GIVEN TASK:
Starting with the line that contains "Decode this chart: output", return every line through the end of the listing below exactly as written. Omit the pictures.

RECORDS PROVIDED:
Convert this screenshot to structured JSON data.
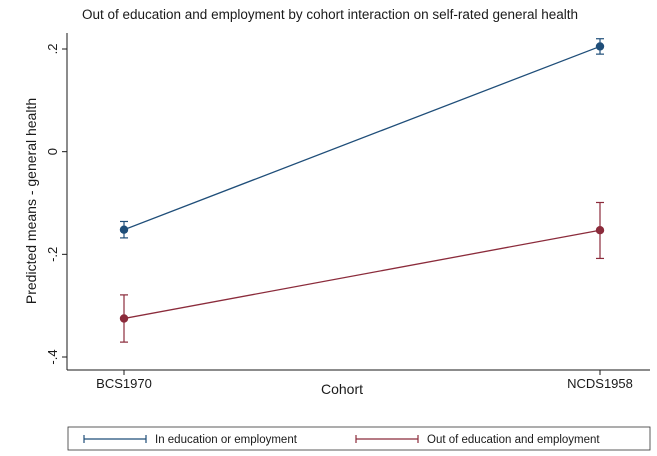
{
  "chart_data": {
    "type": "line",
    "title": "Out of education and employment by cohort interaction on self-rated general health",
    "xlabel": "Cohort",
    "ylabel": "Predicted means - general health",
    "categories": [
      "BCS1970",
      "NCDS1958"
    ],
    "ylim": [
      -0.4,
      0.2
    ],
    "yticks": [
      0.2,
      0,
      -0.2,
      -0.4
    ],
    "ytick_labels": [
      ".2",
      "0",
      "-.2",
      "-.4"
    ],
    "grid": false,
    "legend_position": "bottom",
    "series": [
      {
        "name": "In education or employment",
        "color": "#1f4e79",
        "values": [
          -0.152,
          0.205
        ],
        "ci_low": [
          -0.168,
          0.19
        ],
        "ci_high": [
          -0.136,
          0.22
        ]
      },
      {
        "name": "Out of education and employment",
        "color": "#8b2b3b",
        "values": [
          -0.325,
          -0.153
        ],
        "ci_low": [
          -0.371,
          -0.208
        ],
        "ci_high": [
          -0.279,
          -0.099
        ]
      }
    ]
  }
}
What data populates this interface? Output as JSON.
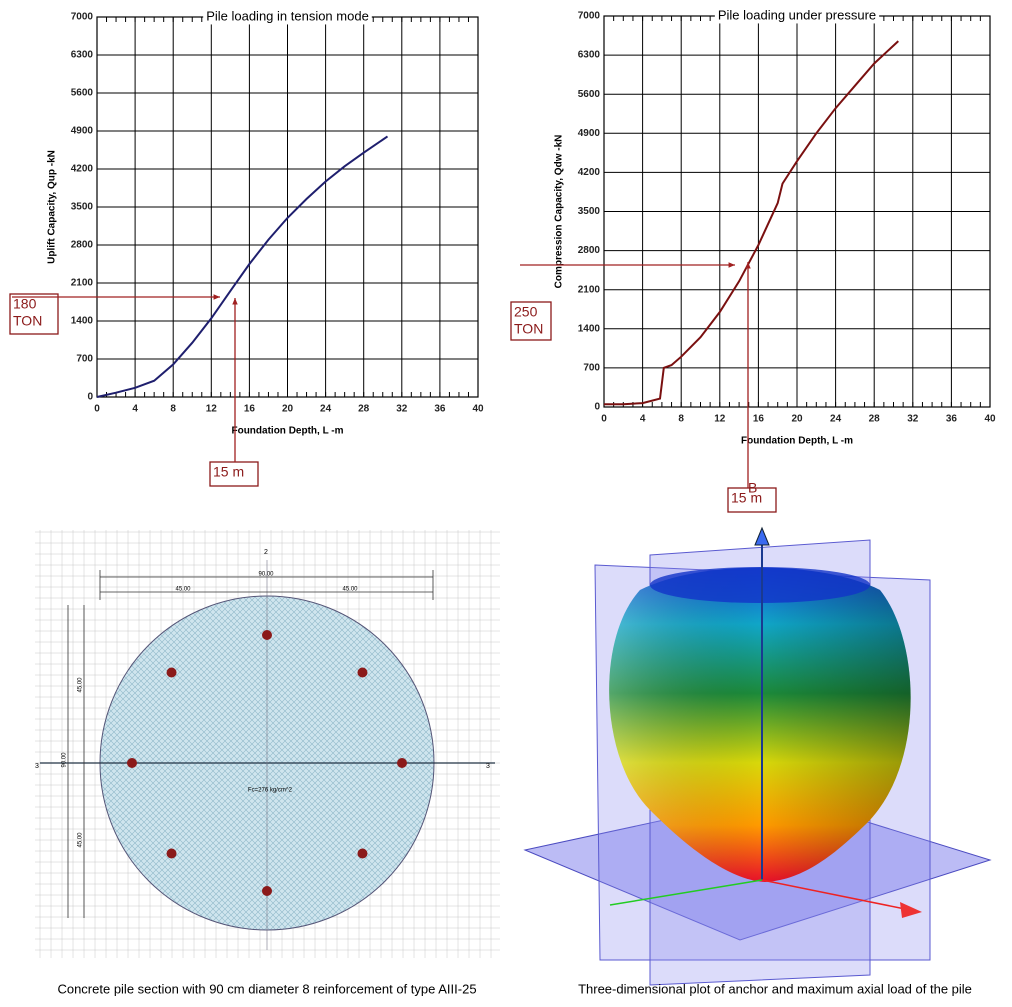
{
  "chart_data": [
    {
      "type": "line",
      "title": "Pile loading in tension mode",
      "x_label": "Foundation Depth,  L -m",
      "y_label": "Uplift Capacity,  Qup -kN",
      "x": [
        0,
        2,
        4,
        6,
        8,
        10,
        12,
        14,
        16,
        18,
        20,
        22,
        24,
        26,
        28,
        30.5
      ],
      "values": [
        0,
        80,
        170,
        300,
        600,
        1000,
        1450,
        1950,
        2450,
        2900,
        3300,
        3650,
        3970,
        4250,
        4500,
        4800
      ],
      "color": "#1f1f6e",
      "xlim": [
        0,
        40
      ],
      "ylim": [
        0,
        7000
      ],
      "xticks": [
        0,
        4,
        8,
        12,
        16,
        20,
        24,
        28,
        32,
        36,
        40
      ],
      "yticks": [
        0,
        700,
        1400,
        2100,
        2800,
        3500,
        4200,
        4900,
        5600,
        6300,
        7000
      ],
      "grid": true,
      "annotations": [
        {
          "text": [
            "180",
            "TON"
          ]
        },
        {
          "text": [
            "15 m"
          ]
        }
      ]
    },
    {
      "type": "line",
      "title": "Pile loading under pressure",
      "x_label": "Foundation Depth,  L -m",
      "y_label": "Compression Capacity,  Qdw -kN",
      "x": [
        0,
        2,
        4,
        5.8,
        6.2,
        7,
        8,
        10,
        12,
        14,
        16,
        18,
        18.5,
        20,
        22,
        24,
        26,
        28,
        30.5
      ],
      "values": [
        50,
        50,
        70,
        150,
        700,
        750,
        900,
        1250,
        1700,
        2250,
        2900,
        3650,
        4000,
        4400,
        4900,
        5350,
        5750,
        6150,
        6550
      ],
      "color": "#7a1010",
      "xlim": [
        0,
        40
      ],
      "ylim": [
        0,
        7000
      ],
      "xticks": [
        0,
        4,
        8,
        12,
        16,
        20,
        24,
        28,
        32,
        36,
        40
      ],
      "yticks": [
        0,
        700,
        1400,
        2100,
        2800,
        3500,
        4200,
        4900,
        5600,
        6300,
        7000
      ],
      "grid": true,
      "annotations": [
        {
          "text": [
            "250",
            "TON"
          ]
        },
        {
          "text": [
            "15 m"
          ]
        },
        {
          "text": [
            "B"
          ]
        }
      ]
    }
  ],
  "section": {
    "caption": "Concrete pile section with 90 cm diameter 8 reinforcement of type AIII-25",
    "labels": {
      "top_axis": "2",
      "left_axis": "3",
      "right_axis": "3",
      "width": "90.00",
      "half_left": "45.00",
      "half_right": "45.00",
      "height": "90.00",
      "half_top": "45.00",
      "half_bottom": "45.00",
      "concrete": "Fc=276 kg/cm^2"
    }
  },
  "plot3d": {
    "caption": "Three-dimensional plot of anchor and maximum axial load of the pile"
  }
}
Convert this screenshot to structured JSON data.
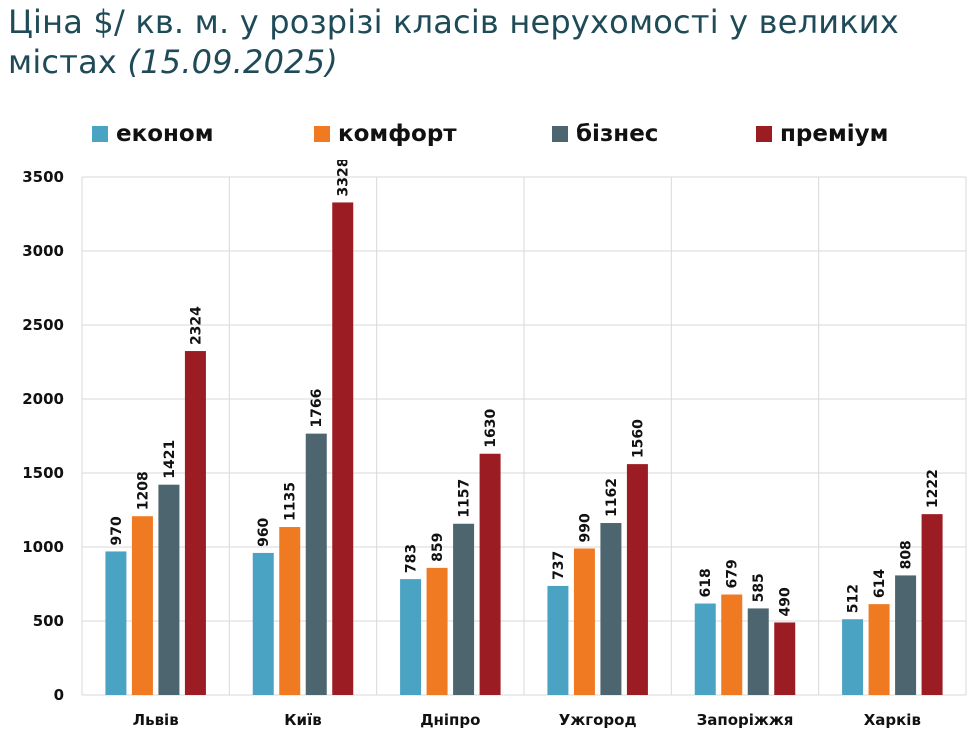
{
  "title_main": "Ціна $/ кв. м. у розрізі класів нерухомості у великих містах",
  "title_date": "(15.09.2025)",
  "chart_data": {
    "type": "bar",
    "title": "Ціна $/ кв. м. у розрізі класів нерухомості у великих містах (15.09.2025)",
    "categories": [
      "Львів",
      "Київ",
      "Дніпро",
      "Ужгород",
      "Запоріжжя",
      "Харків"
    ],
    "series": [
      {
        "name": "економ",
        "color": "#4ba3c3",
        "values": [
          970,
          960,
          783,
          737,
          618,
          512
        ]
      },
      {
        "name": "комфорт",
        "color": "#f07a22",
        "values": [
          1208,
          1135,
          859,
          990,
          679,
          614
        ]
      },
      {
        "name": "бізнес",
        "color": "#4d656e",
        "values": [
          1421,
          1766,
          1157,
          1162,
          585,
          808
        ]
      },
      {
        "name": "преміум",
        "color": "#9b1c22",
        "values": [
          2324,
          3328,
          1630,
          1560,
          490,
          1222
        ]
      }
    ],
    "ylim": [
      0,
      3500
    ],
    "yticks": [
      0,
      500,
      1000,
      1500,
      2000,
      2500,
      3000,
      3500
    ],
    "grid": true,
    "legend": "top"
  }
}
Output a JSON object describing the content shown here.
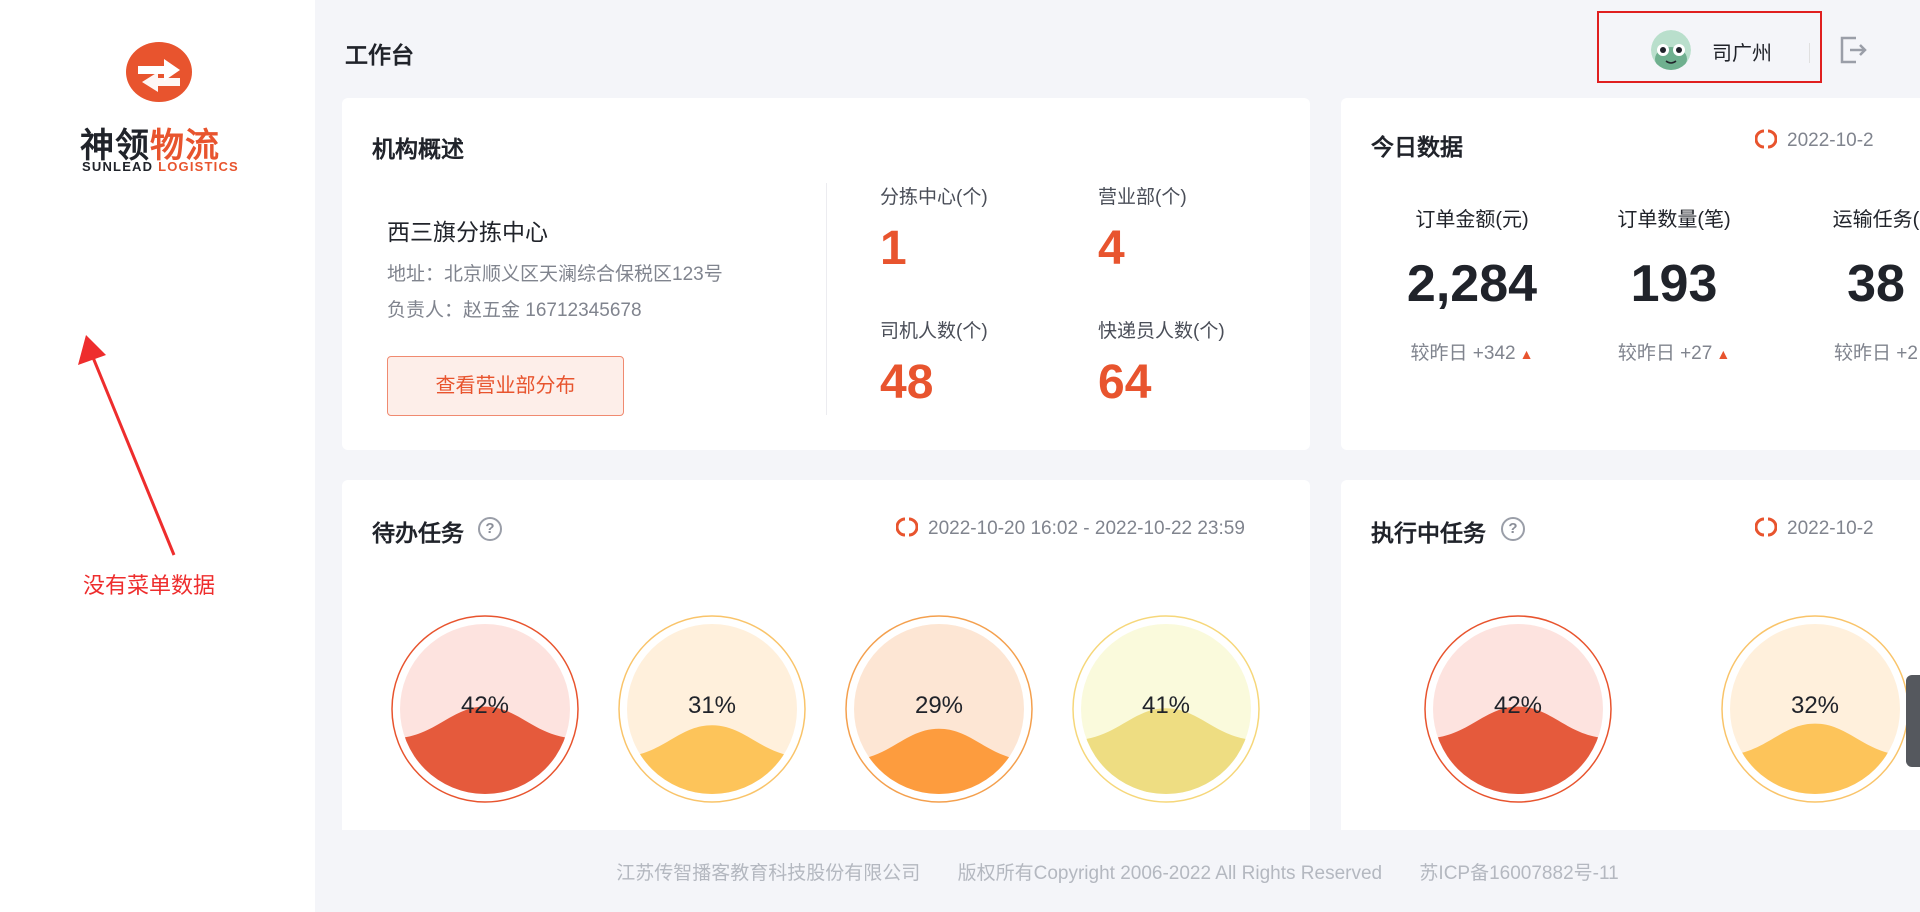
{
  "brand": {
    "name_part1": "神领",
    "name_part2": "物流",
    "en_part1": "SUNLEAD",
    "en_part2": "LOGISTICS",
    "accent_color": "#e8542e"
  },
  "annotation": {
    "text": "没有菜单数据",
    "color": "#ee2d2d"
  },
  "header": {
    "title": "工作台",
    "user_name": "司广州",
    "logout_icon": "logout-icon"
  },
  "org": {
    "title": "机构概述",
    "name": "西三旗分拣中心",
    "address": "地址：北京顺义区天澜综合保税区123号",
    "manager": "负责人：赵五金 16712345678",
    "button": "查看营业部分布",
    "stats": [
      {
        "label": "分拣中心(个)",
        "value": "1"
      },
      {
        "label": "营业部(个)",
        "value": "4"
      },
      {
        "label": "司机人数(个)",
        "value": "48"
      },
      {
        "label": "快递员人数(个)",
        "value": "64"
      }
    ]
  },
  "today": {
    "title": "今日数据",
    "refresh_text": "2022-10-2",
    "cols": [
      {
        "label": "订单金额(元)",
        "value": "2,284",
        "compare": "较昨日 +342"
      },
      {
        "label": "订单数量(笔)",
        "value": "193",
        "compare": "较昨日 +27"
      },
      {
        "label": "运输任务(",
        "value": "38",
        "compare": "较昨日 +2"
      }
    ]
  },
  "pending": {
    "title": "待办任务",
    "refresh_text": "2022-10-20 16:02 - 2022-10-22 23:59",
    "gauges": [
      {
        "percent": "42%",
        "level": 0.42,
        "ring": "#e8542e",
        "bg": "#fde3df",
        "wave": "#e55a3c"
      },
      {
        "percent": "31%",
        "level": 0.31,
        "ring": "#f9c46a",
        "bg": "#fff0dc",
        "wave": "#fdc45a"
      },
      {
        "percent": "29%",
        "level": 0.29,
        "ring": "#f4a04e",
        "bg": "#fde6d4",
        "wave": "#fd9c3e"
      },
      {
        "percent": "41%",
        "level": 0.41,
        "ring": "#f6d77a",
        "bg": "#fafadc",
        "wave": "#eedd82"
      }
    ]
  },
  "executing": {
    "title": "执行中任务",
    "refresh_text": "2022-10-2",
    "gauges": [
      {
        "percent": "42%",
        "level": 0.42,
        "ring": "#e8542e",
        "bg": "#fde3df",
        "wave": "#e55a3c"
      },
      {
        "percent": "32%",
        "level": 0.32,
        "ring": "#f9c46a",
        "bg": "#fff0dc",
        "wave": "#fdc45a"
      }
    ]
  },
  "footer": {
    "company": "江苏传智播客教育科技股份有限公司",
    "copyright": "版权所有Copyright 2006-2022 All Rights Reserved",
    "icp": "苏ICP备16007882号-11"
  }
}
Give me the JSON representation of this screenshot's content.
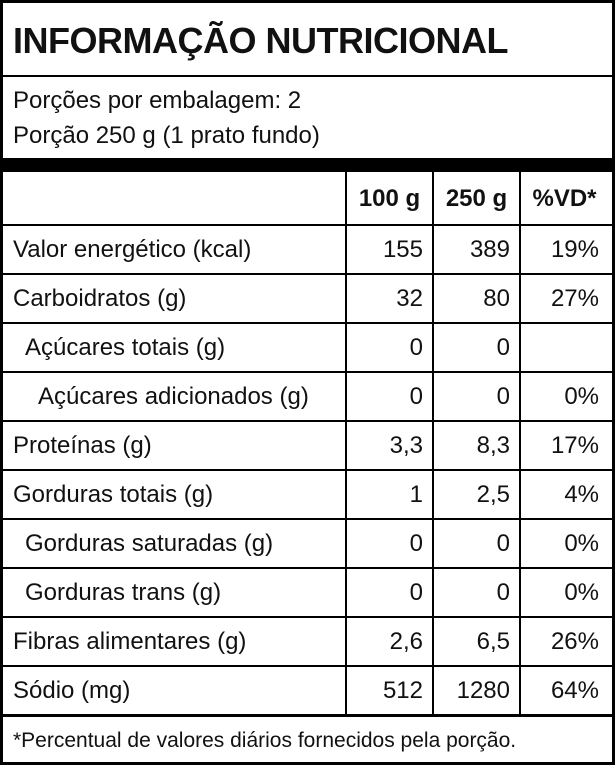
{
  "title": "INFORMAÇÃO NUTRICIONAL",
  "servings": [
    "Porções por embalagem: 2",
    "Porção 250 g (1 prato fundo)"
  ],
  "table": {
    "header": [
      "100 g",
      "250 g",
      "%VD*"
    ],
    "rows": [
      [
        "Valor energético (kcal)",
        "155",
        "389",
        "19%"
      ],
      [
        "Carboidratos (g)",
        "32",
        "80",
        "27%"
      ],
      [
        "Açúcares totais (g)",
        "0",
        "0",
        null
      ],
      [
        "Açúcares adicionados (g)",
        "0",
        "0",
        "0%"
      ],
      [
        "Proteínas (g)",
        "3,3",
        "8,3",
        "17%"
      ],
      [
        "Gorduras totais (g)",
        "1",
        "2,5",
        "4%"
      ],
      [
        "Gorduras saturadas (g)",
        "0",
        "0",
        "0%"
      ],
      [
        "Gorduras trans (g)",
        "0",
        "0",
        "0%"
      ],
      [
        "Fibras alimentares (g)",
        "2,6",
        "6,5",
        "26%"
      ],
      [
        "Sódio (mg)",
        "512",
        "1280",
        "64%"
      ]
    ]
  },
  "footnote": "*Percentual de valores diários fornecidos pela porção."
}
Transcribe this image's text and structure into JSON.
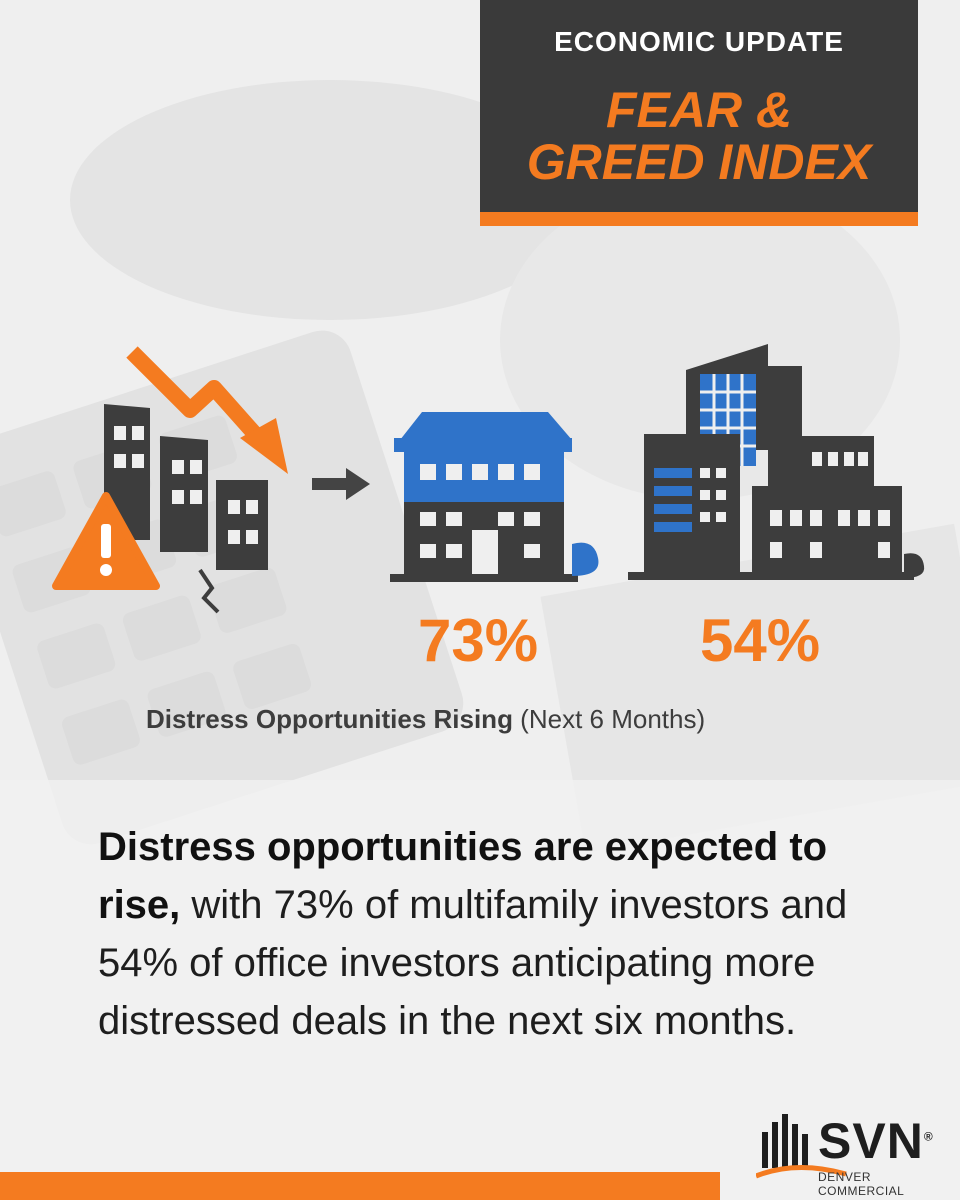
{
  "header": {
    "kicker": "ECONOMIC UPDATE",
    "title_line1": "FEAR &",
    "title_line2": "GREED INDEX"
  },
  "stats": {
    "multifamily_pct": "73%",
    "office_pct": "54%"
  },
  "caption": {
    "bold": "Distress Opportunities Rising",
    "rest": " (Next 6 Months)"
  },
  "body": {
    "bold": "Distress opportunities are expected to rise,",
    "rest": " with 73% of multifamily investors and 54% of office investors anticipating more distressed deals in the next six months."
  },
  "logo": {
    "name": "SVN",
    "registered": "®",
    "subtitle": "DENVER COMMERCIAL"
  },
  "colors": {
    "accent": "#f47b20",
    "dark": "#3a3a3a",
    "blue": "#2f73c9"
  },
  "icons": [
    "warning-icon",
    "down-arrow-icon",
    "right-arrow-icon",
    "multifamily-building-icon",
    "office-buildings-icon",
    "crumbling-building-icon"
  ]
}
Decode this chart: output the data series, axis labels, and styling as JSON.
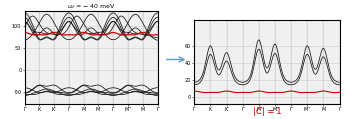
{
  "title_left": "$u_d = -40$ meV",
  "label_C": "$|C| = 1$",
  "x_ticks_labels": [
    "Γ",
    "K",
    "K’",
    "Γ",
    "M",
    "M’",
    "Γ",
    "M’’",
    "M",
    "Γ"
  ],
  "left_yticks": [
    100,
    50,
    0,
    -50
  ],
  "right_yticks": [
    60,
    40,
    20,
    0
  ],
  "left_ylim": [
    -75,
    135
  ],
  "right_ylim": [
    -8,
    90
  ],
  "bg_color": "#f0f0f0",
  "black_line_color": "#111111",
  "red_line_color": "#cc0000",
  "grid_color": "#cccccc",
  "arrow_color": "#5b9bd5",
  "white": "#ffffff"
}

FINAL RESULT:
Decode this chart: output the data series, axis labels, and styling as JSON.
{
  "title_left": "$u_d = -40$ meV",
  "label_C": "$|C| = 1$",
  "x_ticks_labels": [
    "Γ",
    "K",
    "K’",
    "Γ",
    "M",
    "M’",
    "Γ",
    "M’’",
    "M",
    "Γ"
  ],
  "left_yticks": [
    100,
    50,
    0,
    -50
  ],
  "right_yticks": [
    60,
    40,
    20,
    0
  ],
  "left_ylim": [
    -75,
    135
  ],
  "right_ylim": [
    -8,
    90
  ],
  "bg_color": "#f0f0f0",
  "black_line_color": "#111111",
  "red_line_color": "#cc0000",
  "grid_color": "#cccccc",
  "arrow_color": "#5b9bd5",
  "white": "#ffffff"
}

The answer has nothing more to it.